═════ Recorded information
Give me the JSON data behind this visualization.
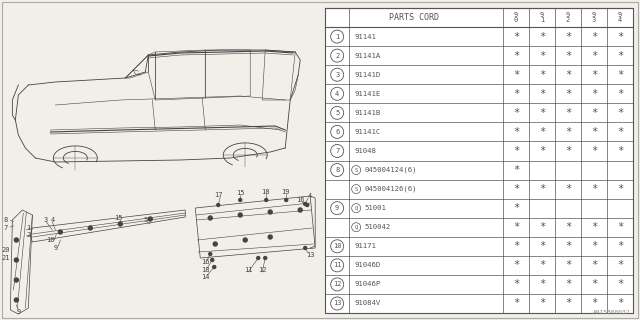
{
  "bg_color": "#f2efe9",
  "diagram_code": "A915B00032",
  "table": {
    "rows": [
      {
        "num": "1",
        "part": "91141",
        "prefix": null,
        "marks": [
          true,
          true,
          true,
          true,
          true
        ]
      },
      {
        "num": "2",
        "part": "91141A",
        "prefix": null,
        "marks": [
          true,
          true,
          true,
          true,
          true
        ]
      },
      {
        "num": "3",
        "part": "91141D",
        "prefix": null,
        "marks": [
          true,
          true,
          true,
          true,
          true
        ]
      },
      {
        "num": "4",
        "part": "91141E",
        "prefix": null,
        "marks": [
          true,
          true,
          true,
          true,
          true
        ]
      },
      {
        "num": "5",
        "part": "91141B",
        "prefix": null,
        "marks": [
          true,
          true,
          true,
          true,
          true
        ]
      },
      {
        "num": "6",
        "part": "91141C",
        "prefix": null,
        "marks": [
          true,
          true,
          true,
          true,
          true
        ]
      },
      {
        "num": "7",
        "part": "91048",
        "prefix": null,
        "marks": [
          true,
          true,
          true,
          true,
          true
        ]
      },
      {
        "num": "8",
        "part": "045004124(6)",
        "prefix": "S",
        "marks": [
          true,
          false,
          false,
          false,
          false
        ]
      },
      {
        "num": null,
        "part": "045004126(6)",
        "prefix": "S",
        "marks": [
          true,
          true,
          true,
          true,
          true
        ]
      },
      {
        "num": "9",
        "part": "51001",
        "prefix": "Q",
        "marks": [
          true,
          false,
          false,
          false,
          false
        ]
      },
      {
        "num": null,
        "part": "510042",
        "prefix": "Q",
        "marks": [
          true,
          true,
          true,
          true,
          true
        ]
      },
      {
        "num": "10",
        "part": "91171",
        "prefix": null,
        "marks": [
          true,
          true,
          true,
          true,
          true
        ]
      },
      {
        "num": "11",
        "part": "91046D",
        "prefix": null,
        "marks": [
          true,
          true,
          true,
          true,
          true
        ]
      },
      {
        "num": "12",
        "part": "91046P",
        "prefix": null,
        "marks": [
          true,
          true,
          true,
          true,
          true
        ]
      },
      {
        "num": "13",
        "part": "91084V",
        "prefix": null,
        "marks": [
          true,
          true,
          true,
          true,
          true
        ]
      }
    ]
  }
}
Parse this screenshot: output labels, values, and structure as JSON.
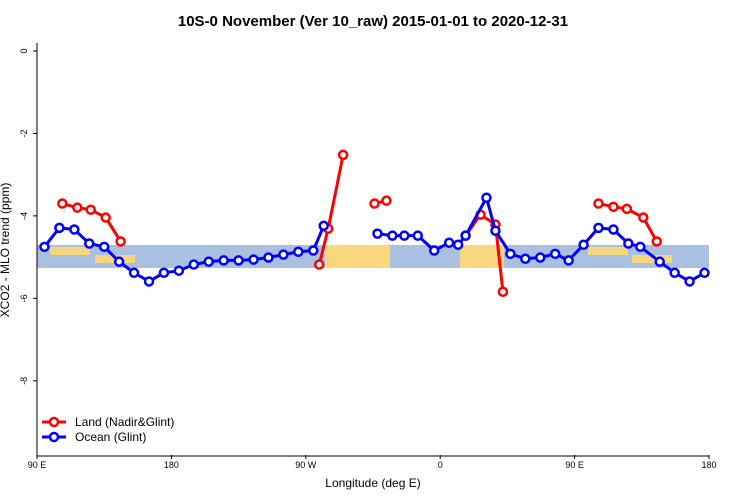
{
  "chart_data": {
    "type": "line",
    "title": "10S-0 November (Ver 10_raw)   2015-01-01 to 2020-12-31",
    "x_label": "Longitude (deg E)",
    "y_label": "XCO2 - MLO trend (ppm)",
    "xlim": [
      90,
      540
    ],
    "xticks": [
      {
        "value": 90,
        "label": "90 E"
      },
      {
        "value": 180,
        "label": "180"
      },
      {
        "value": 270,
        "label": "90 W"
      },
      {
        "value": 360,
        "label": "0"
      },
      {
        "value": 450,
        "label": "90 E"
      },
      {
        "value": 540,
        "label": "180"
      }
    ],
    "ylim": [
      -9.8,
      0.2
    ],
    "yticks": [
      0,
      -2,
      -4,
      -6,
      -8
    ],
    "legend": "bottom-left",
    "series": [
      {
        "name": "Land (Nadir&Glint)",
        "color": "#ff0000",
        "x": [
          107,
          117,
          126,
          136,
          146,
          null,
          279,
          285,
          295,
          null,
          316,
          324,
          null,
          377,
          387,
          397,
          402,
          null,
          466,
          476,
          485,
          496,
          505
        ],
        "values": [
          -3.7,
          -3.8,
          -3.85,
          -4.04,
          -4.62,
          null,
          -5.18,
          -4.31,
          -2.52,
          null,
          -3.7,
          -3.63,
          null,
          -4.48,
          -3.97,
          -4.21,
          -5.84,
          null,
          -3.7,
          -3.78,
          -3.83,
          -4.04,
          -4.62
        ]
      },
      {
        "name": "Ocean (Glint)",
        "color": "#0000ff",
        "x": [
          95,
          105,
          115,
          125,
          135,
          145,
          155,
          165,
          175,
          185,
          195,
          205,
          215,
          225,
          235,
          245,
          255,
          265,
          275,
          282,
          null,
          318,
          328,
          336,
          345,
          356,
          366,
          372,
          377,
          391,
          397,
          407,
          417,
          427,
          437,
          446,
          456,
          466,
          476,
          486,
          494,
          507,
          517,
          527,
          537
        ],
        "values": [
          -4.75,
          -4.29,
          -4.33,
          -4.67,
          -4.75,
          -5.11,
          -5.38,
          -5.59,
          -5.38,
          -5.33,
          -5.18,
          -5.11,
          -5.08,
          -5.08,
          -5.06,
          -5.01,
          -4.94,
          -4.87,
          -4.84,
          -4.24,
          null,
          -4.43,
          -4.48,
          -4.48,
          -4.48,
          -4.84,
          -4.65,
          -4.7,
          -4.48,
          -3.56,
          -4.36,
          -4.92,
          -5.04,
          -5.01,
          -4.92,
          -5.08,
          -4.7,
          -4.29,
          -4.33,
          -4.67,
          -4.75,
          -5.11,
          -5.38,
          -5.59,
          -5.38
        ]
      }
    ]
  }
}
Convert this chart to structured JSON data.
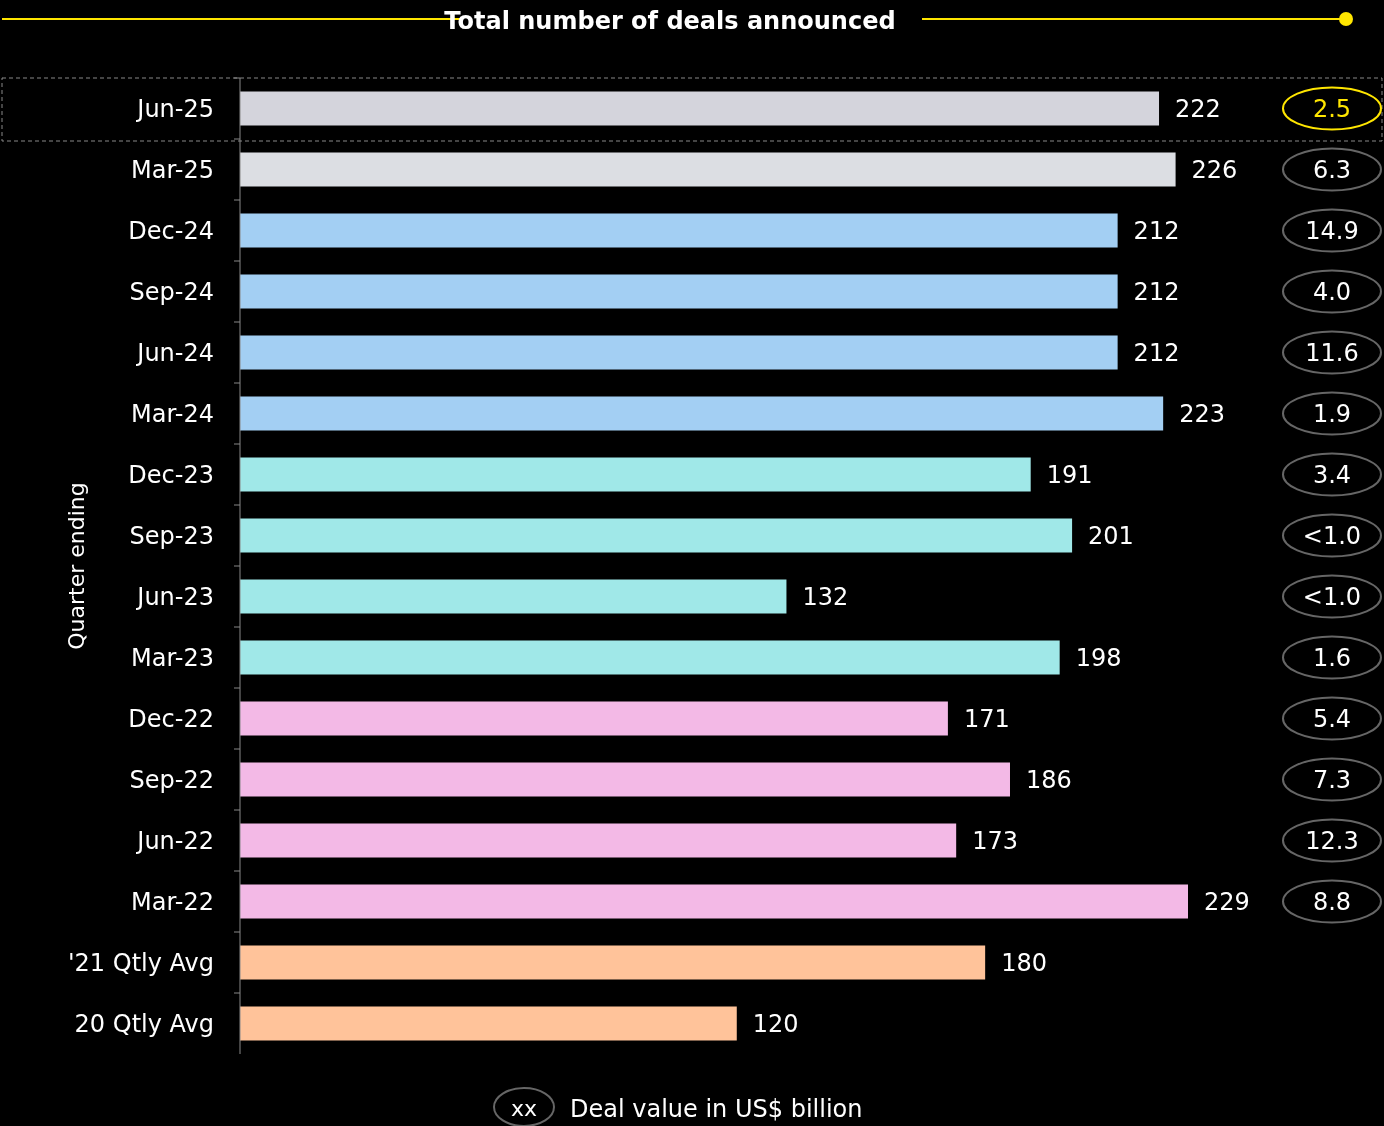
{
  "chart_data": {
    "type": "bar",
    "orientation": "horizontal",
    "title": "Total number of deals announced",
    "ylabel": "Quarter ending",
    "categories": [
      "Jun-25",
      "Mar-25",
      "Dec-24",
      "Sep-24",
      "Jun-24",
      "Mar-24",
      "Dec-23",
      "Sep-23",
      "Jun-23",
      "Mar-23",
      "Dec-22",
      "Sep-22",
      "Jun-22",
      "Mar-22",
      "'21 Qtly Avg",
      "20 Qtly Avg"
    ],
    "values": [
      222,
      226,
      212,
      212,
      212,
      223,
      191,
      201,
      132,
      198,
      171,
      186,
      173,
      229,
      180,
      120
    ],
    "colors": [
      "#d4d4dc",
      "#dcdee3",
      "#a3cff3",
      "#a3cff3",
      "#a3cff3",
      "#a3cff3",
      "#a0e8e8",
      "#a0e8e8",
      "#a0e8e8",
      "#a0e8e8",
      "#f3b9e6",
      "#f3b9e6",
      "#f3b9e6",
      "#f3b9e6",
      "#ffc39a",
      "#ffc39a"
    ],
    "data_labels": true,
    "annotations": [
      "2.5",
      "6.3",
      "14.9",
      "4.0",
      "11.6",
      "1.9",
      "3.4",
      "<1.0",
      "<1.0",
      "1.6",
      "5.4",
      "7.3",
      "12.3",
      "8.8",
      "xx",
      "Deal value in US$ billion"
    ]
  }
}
══════════
> _Work to do_:
Repeat each record exactly, with the pictures left out.

> _Answer to this exercise_:
Give me the JSON data behind this visualization.
{
  "bg_color": "#f2efe9",
  "diagram_code": "A915B00032",
  "table": {
    "rows": [
      {
        "num": "1",
        "part": "91141",
        "prefix": null,
        "marks": [
          true,
          true,
          true,
          true,
          true
        ]
      },
      {
        "num": "2",
        "part": "91141A",
        "prefix": null,
        "marks": [
          true,
          true,
          true,
          true,
          true
        ]
      },
      {
        "num": "3",
        "part": "91141D",
        "prefix": null,
        "marks": [
          true,
          true,
          true,
          true,
          true
        ]
      },
      {
        "num": "4",
        "part": "91141E",
        "prefix": null,
        "marks": [
          true,
          true,
          true,
          true,
          true
        ]
      },
      {
        "num": "5",
        "part": "91141B",
        "prefix": null,
        "marks": [
          true,
          true,
          true,
          true,
          true
        ]
      },
      {
        "num": "6",
        "part": "91141C",
        "prefix": null,
        "marks": [
          true,
          true,
          true,
          true,
          true
        ]
      },
      {
        "num": "7",
        "part": "91048",
        "prefix": null,
        "marks": [
          true,
          true,
          true,
          true,
          true
        ]
      },
      {
        "num": "8",
        "part": "045004124(6)",
        "prefix": "S",
        "marks": [
          true,
          false,
          false,
          false,
          false
        ]
      },
      {
        "num": null,
        "part": "045004126(6)",
        "prefix": "S",
        "marks": [
          true,
          true,
          true,
          true,
          true
        ]
      },
      {
        "num": "9",
        "part": "51001",
        "prefix": "Q",
        "marks": [
          true,
          false,
          false,
          false,
          false
        ]
      },
      {
        "num": null,
        "part": "510042",
        "prefix": "Q",
        "marks": [
          true,
          true,
          true,
          true,
          true
        ]
      },
      {
        "num": "10",
        "part": "91171",
        "prefix": null,
        "marks": [
          true,
          true,
          true,
          true,
          true
        ]
      },
      {
        "num": "11",
        "part": "91046D",
        "prefix": null,
        "marks": [
          true,
          true,
          true,
          true,
          true
        ]
      },
      {
        "num": "12",
        "part": "91046P",
        "prefix": null,
        "marks": [
          true,
          true,
          true,
          true,
          true
        ]
      },
      {
        "num": "13",
        "part": "91084V",
        "prefix": null,
        "marks": [
          true,
          true,
          true,
          true,
          true
        ]
      }
    ]
  }
}
Parse this screenshot: output labels, values, and structure as JSON.
{
  "chart_data": {
    "type": "line",
    "title": "10S-0 November (Ver 10_raw)   2015-01-01 to 2020-12-31",
    "x_label": "Longitude (deg E)",
    "y_label": "XCO2 - MLO trend (ppm)",
    "xlim": [
      90,
      540
    ],
    "xticks": [
      {
        "value": 90,
        "label": "90 E"
      },
      {
        "value": 180,
        "label": "180"
      },
      {
        "value": 270,
        "label": "90 W"
      },
      {
        "value": 360,
        "label": "0"
      },
      {
        "value": 450,
        "label": "90 E"
      },
      {
        "value": 540,
        "label": "180"
      }
    ],
    "ylim": [
      -9.8,
      0.2
    ],
    "yticks": [
      0,
      -2,
      -4,
      -6,
      -8
    ],
    "legend": "bottom-left",
    "series": [
      {
        "name": "Land (Nadir&Glint)",
        "color": "#ff0000",
        "x": [
          107,
          117,
          126,
          136,
          146,
          null,
          279,
          285,
          295,
          null,
          316,
          324,
          null,
          377,
          387,
          397,
          402,
          null,
          466,
          476,
          485,
          496,
          505
        ],
        "values": [
          -3.7,
          -3.8,
          -3.85,
          -4.04,
          -4.62,
          null,
          -5.18,
          -4.31,
          -2.52,
          null,
          -3.7,
          -3.63,
          null,
          -4.48,
          -3.97,
          -4.21,
          -5.84,
          null,
          -3.7,
          -3.78,
          -3.83,
          -4.04,
          -4.62
        ]
      },
      {
        "name": "Ocean (Glint)",
        "color": "#0000ff",
        "x": [
          95,
          105,
          115,
          125,
          135,
          145,
          155,
          165,
          175,
          185,
          195,
          205,
          215,
          225,
          235,
          245,
          255,
          265,
          275,
          282,
          null,
          318,
          328,
          336,
          345,
          356,
          366,
          372,
          377,
          391,
          397,
          407,
          417,
          427,
          437,
          446,
          456,
          466,
          476,
          486,
          494,
          507,
          517,
          527,
          537
        ],
        "values": [
          -4.75,
          -4.29,
          -4.33,
          -4.67,
          -4.75,
          -5.11,
          -5.38,
          -5.59,
          -5.38,
          -5.33,
          -5.18,
          -5.11,
          -5.08,
          -5.08,
          -5.06,
          -5.01,
          -4.94,
          -4.87,
          -4.84,
          -4.24,
          null,
          -4.43,
          -4.48,
          -4.48,
          -4.48,
          -4.84,
          -4.65,
          -4.7,
          -4.48,
          -3.56,
          -4.36,
          -4.92,
          -5.04,
          -5.01,
          -4.92,
          -5.08,
          -4.7,
          -4.29,
          -4.33,
          -4.67,
          -4.75,
          -5.11,
          -5.38,
          -5.59,
          -5.38
        ]
      }
    ]
  }
}
Convert this chart to structured JSON data.
{
  "chart_data": {
    "type": "bar",
    "orientation": "horizontal",
    "title": "Total number of deals announced",
    "ylabel": "Quarter ending",
    "categories": [
      "Jun-25",
      "Mar-25",
      "Dec-24",
      "Sep-24",
      "Jun-24",
      "Mar-24",
      "Dec-23",
      "Sep-23",
      "Jun-23",
      "Mar-23",
      "Dec-22",
      "Sep-22",
      "Jun-22",
      "Mar-22",
      "'21 Qtly Avg",
      "20 Qtly Avg"
    ],
    "values": [
      222,
      226,
      212,
      212,
      212,
      223,
      191,
      201,
      132,
      198,
      171,
      186,
      173,
      229,
      180,
      120
    ],
    "colors": [
      "#d4d4dc",
      "#dcdee3",
      "#a3cff3",
      "#a3cff3",
      "#a3cff3",
      "#a3cff3",
      "#a0e8e8",
      "#a0e8e8",
      "#a0e8e8",
      "#a0e8e8",
      "#f3b9e6",
      "#f3b9e6",
      "#f3b9e6",
      "#f3b9e6",
      "#ffc39a",
      "#ffc39a"
    ],
    "data_labels": true,
    "annotations": [
      "2.5",
      "6.3",
      "14.9",
      "4.0",
      "11.6",
      "1.9",
      "3.4",
      "<1.0",
      "<1.0",
      "1.6",
      "5.4",
      "7.3",
      "12.3",
      "8.8",
      "xx",
      "Deal value in US$ billion"
    ]
  }
}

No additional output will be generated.